+++ TASK DATA

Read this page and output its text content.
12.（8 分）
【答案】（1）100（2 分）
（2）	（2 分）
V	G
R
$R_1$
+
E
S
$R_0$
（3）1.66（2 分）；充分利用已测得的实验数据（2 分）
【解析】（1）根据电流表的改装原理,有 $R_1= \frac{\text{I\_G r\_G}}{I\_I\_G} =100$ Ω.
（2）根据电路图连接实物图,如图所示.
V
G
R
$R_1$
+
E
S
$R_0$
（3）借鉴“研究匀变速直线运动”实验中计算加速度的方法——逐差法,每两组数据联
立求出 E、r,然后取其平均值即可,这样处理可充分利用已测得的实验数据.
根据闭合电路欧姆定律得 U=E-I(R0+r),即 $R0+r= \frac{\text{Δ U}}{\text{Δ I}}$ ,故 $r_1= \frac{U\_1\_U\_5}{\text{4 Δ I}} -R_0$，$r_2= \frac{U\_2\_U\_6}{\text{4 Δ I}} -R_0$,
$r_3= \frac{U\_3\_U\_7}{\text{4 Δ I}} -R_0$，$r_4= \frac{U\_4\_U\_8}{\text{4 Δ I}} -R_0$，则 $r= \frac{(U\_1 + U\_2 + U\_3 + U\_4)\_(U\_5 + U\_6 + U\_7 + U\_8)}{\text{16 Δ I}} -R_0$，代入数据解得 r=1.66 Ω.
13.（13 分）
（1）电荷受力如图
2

++++++

• WHAT NEEDS TO BE DONE: From the first line to the last, retype the data exactly.

• SOLUTION FOR THIS PROBLEM:
Read this page and output its text content.
12.（8 分）
【答案】（1）100（2 分）
（2）	（2 分）
V	G
R
$R_1$
+
E
S
$R_0$
（3）1.66（2 分）；充分利用已测得的实验数据（2 分）
【解析】（1）根据电流表的改装原理,有 $R_1= \frac{\text{I\_G r\_G}}{I\_I\_G} =100$ Ω.
（2）根据电路图连接实物图,如图所示.
V
G
R
$R_1$
+
E
S
$R_0$
（3）借鉴“研究匀变速直线运动”实验中计算加速度的方法——逐差法,每两组数据联
立求出 E、r,然后取其平均值即可,这样处理可充分利用已测得的实验数据.
根据闭合电路欧姆定律得 U=E-I(R0+r),即 $R0+r= \frac{\text{Δ U}}{\text{Δ I}}$ ,故 $r_1= \frac{U\_1\_U\_5}{\text{4 Δ I}} -R_0$，$r_2= \frac{U\_2\_U\_6}{\text{4 Δ I}} -R_0$,
$r_3= \frac{U\_3\_U\_7}{\text{4 Δ I}} -R_0$，$r_4= \frac{U\_4\_U\_8}{\text{4 Δ I}} -R_0$，则 $r= \frac{(U\_1 + U\_2 + U\_3 + U\_4)\_(U\_5 + U\_6 + U\_7 + U\_8)}{\text{16 Δ I}} -R_0$，代入数据解得 r=1.66 Ω.
13.（13 分）
（1）电荷受力如图
2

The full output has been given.